[TEXT SEGMENT]
If rightly done your whole brain becomes tremendously vibrant, and the whole body also. Once the body starts vibrating and your mind is already chanting, they both fall in a tune. A harmony – which is ordinarily never there – between the two. Your mind goes on its way, your body continues on its own. The body goes on eating, the mind goes on thinking. The body goes on walking on the road the mind is moving far away in the stars. They never meet – they both go on separate pathways, and that creates a split.

The basic schizophrenia is created because the body goes in one direction, the mind goes in another direction. And you are the third element – you are neither the body nor the mind, so you are pulled apart by these two. Half of your being is pulled by the body and half of your being is pulled by your mind. So there is great anguish – one feels torn apart.

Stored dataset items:
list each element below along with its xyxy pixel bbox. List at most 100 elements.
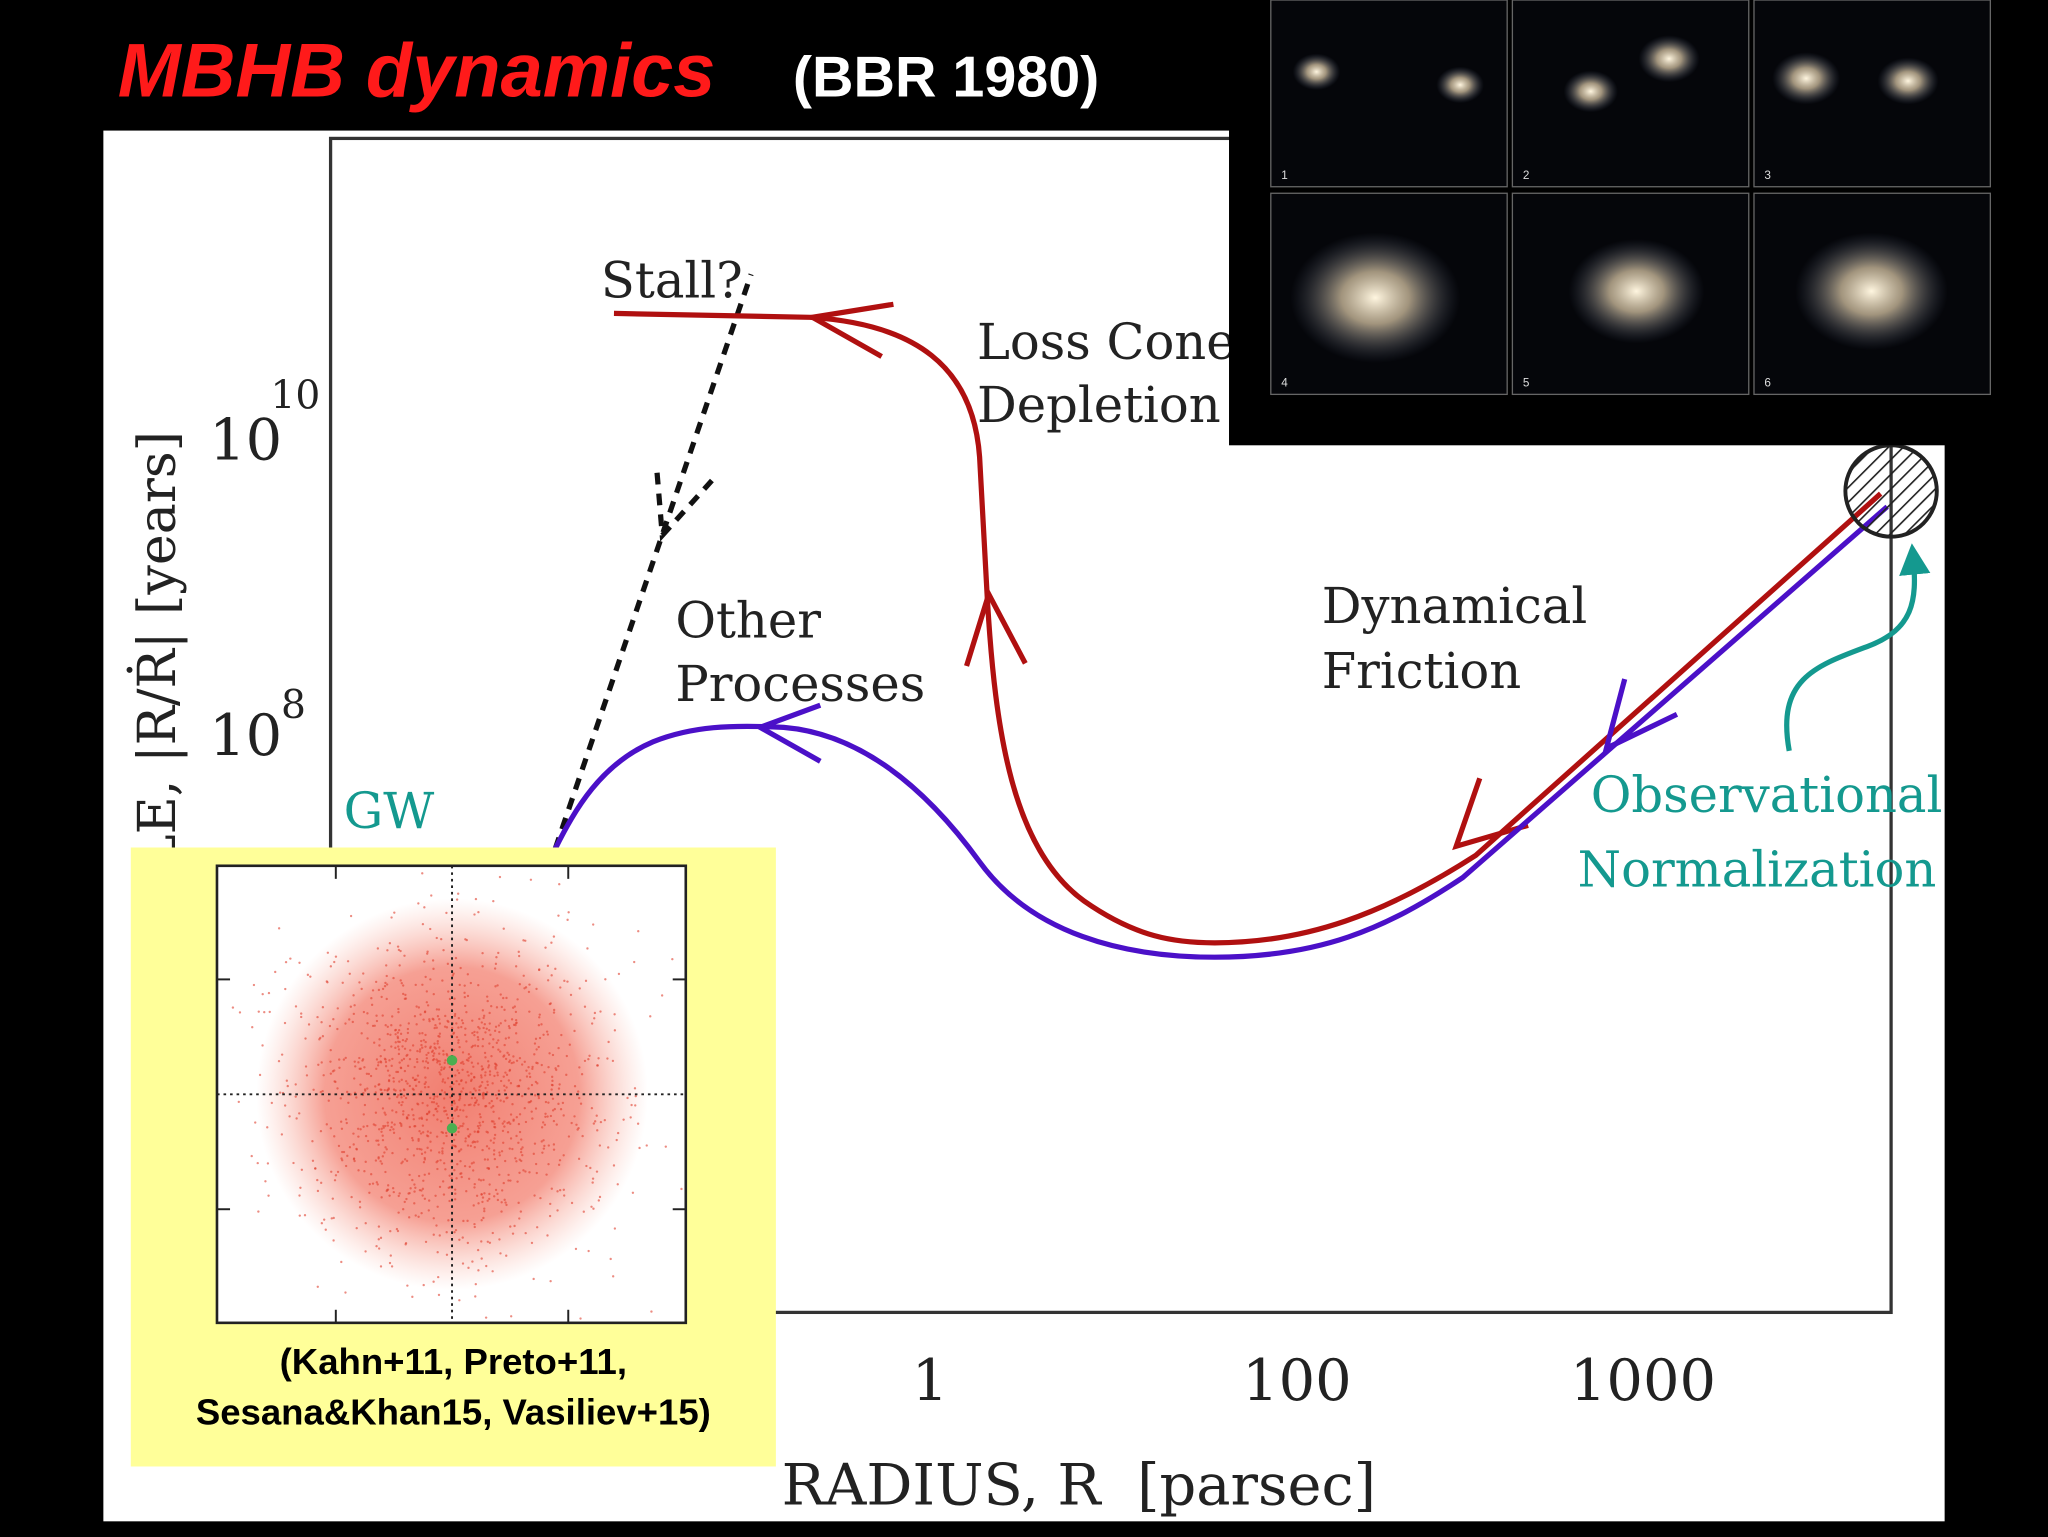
particle — [530, 1083, 534, 1087]
particle — [326, 981, 329, 984]
particle — [432, 1280, 435, 1283]
particle — [477, 1038, 480, 1041]
particle — [381, 1014, 384, 1017]
particle — [402, 1094, 406, 1097]
particle — [477, 910, 480, 914]
particle — [435, 1135, 439, 1138]
particle — [375, 1014, 378, 1017]
panel-number: 3 — [1764, 169, 1771, 182]
particle — [414, 1214, 417, 1217]
particle — [570, 1201, 574, 1205]
particle — [485, 1264, 488, 1268]
particle — [476, 1031, 479, 1034]
particle — [578, 987, 581, 990]
particle — [358, 1206, 362, 1209]
particle — [330, 1170, 333, 1173]
particle — [425, 1053, 428, 1057]
red-track — [613, 310, 1883, 946]
particle — [451, 1117, 454, 1120]
particle — [420, 1043, 423, 1047]
particle — [515, 1115, 518, 1119]
particle — [412, 1114, 415, 1117]
particle — [516, 1085, 519, 1088]
particle — [498, 1151, 501, 1154]
particle — [442, 1193, 446, 1196]
particle — [558, 1188, 562, 1192]
particle — [554, 967, 557, 970]
particle — [574, 1247, 578, 1251]
particle — [372, 1123, 375, 1126]
particle — [470, 1078, 473, 1081]
particle — [637, 930, 640, 933]
particle — [440, 1120, 443, 1123]
particle — [617, 972, 621, 976]
particle — [490, 1004, 493, 1008]
particle — [476, 1044, 480, 1048]
particle — [388, 1074, 391, 1077]
particle — [428, 1199, 431, 1202]
particle — [504, 1037, 508, 1040]
particle — [466, 1241, 470, 1245]
particle — [482, 1216, 485, 1220]
particle — [512, 1119, 515, 1122]
blue-arrowhead — [1602, 678, 1679, 754]
particle — [257, 1010, 260, 1013]
particle — [497, 1039, 500, 1042]
particle — [599, 1010, 602, 1013]
particle — [393, 1123, 396, 1126]
particle — [493, 1195, 496, 1198]
particle — [377, 1128, 381, 1131]
particle — [409, 1049, 412, 1052]
particle — [388, 942, 392, 945]
particle — [633, 960, 636, 964]
particle — [486, 999, 489, 1003]
galaxy — [1290, 232, 1461, 364]
particle — [590, 1205, 593, 1208]
y-tick-base: 10 — [209, 407, 282, 474]
particle — [529, 1100, 533, 1103]
particle — [487, 1066, 490, 1069]
particle — [518, 1130, 522, 1134]
particle — [498, 1030, 501, 1034]
particle — [567, 911, 570, 914]
particle — [377, 1238, 380, 1241]
particle — [285, 1079, 289, 1082]
particle — [409, 1187, 412, 1190]
particle — [473, 913, 476, 916]
particle — [426, 1061, 430, 1065]
particle — [256, 1161, 259, 1165]
particle — [593, 1120, 597, 1123]
particle — [448, 1185, 452, 1189]
particle — [512, 1055, 515, 1058]
particle — [420, 1039, 423, 1043]
particle — [463, 1103, 466, 1107]
particle — [412, 1118, 415, 1121]
particle — [289, 957, 292, 960]
particle — [458, 1045, 461, 1049]
particle — [481, 1009, 485, 1012]
particle — [542, 1139, 545, 1142]
panel-number: 5 — [1523, 377, 1530, 390]
particle — [475, 1099, 479, 1102]
particle — [561, 1101, 565, 1105]
particle — [553, 1107, 556, 1111]
particle — [311, 1159, 315, 1162]
particle — [508, 1147, 511, 1150]
particle — [352, 994, 355, 997]
particle — [357, 1061, 360, 1064]
particle — [418, 1117, 421, 1120]
particle — [428, 1020, 431, 1023]
particle — [438, 1071, 441, 1074]
particle — [400, 1124, 403, 1128]
particle — [473, 1044, 477, 1047]
annotation: Processes — [675, 655, 925, 713]
particle — [357, 1169, 360, 1172]
particle — [386, 1069, 390, 1072]
particle — [488, 1022, 491, 1025]
particle — [481, 1037, 485, 1041]
particle — [516, 1180, 519, 1183]
particle — [473, 1222, 476, 1226]
particle — [528, 983, 531, 986]
particle — [376, 1183, 379, 1186]
particle — [515, 1059, 519, 1062]
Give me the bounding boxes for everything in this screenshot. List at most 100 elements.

[EXERCISE DIRECTIONS] Pick up the passage on body and mind after its final sentence and keep it going. The items are separate material and have no connection to the passage on body and mind.

[ANSWER TO THE EXERCISE]
In a mantra meditation – Nadabrahma or any chanting – this is how the mechanism works: when you start chanting a sound – and any sound will do; even abracadabra – if you start resounding inside, the body starts responding. Sooner or later a moment comes when the body and the mind are both together in one direction for the first time. When body and mind are both together, you are free from the body and the mind – you are not tom apart. Then the third element which you are in reality – call it soul, spirit, atma, anything – that third element is at ease because it is not being pulled in different directions.

The body and the mind are so much engrossed in chanting that the soul can slip out of them very easily, unobserved, and can become a witness – can stand out and look at the whole game that is going on between the mind and the body. It is such a beautiful rhythm that the mind and body never become aware that the soul has slipped out… because they don’t allow so easily, mm? they keep their possession. Nobody wants to lose his possession. The body wants to dominate the soul, the mind wants to dominate the soul. This is a very sly way to get out of their hold. They become drunk with the chanting, and you slip out.

So in Nadabrahma, remember this: let the body and mind be totally together, but remember that you have to become a witness. Get out of them, easily, slowly, from the back door, with no fight, with no struggle. Mm? they are drinking – you get out, and watch from the outside…. This is the meaning of the English word ‘ecstasy’ – to stand out. Stand out and watch from there… and it is tremendously peaceful. It is silence, it is bliss, it is benediction.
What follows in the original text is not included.